_What is needed_
List each line of the data that holds the word "Grill".
[START OF Input data]
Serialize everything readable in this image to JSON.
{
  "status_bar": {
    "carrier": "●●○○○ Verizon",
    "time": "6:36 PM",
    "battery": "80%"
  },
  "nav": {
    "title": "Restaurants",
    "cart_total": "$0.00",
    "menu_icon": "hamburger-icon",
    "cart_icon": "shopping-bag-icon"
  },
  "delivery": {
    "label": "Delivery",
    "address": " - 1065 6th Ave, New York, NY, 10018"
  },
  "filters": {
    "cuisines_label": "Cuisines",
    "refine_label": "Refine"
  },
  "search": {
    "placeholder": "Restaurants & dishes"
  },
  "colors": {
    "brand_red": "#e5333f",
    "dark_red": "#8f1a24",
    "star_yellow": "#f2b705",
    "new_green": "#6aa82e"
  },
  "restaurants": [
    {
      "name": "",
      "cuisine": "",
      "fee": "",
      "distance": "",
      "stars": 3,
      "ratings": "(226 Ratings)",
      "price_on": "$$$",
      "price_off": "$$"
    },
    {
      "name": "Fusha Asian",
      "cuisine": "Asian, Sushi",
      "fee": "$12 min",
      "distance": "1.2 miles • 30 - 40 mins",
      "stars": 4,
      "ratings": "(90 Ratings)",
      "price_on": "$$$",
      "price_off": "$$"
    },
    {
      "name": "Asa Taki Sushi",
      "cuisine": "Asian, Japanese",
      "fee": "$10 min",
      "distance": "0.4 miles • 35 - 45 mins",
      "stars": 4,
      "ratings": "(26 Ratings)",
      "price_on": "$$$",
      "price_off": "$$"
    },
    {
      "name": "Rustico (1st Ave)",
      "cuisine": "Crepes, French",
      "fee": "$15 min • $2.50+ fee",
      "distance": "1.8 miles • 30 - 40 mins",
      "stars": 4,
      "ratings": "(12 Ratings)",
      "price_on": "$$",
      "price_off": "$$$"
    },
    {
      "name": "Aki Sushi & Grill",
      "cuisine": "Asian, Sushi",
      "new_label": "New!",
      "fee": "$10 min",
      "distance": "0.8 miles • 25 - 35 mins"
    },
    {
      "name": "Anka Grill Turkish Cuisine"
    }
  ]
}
[END OF Input data]
_Correct response_
      "name": "Aki Sushi & Grill",
      "name": "Anka Grill Turkish Cuisine"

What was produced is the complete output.